## DIRECTIONS FOR THIS TASK
Restate the entries below word for word, omitting nothing.

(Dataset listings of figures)
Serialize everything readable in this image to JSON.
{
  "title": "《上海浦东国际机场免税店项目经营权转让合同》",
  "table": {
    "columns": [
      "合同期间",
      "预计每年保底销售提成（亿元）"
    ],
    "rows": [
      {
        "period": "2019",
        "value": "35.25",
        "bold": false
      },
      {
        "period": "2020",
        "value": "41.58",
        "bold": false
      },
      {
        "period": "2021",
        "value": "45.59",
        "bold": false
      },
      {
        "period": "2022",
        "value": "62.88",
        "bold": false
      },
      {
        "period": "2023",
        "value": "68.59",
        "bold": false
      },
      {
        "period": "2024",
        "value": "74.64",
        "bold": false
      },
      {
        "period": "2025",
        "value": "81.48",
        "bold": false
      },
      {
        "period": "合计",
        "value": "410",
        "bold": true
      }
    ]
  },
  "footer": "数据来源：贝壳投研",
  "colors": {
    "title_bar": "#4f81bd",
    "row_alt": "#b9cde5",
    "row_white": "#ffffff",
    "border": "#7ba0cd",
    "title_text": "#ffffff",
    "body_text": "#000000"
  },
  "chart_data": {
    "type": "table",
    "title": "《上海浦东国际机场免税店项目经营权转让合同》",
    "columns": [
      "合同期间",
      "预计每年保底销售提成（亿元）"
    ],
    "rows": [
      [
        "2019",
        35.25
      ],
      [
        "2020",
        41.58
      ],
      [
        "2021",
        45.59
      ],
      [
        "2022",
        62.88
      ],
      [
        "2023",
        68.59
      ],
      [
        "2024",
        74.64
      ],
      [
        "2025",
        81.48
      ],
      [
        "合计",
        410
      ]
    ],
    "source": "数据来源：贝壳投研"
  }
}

## TASK RESPONSE
Serialize everything readable in this image to JSON.
{
  "title": "《上海浦东国际机场免税店项目经营权转让合同》",
  "table": {
    "columns": [
      "合同期间",
      "预计每年保底销售提成（亿元）"
    ],
    "rows": [
      {
        "period": "2019",
        "value": "35.25",
        "bold": false
      },
      {
        "period": "2020",
        "value": "41.58",
        "bold": false
      },
      {
        "period": "2021",
        "value": "45.59",
        "bold": false
      },
      {
        "period": "2022",
        "value": "62.88",
        "bold": false
      },
      {
        "period": "2023",
        "value": "68.59",
        "bold": false
      },
      {
        "period": "2024",
        "value": "74.64",
        "bold": false
      },
      {
        "period": "2025",
        "value": "81.48",
        "bold": false
      },
      {
        "period": "合计",
        "value": "410",
        "bold": true
      }
    ]
  },
  "footer": "数据来源：贝壳投研",
  "colors": {
    "title_bar": "#4f81bd",
    "row_alt": "#b9cde5",
    "row_white": "#ffffff",
    "border": "#7ba0cd",
    "title_text": "#ffffff",
    "body_text": "#000000"
  },
  "chart_data": {
    "type": "table",
    "title": "《上海浦东国际机场免税店项目经营权转让合同》",
    "columns": [
      "合同期间",
      "预计每年保底销售提成（亿元）"
    ],
    "rows": [
      [
        "2019",
        35.25
      ],
      [
        "2020",
        41.58
      ],
      [
        "2021",
        45.59
      ],
      [
        "2022",
        62.88
      ],
      [
        "2023",
        68.59
      ],
      [
        "2024",
        74.64
      ],
      [
        "2025",
        81.48
      ],
      [
        "合计",
        410
      ]
    ],
    "source": "数据来源：贝壳投研"
  }
}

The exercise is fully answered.